Dataset excerpts
:::::
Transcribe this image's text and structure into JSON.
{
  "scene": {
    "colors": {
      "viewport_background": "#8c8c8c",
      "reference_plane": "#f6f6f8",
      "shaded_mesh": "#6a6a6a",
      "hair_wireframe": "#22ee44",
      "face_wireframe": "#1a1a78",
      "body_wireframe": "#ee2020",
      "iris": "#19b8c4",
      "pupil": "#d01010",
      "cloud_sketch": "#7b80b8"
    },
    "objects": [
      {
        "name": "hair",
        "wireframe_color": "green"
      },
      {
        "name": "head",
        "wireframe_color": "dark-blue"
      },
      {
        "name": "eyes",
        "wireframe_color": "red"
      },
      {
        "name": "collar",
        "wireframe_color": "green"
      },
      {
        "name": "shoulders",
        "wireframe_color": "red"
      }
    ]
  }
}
:::::
## WRITTEN EXERCISE:
Please quote every record above exactly as it appears.

## ANSWER TO THIS EXERCISE:
Transcribe this image's text and structure into JSON.
{
  "scene": {
    "colors": {
      "viewport_background": "#8c8c8c",
      "reference_plane": "#f6f6f8",
      "shaded_mesh": "#6a6a6a",
      "hair_wireframe": "#22ee44",
      "face_wireframe": "#1a1a78",
      "body_wireframe": "#ee2020",
      "iris": "#19b8c4",
      "pupil": "#d01010",
      "cloud_sketch": "#7b80b8"
    },
    "objects": [
      {
        "name": "hair",
        "wireframe_color": "green"
      },
      {
        "name": "head",
        "wireframe_color": "dark-blue"
      },
      {
        "name": "eyes",
        "wireframe_color": "red"
      },
      {
        "name": "collar",
        "wireframe_color": "green"
      },
      {
        "name": "shoulders",
        "wireframe_color": "red"
      }
    ]
  }
}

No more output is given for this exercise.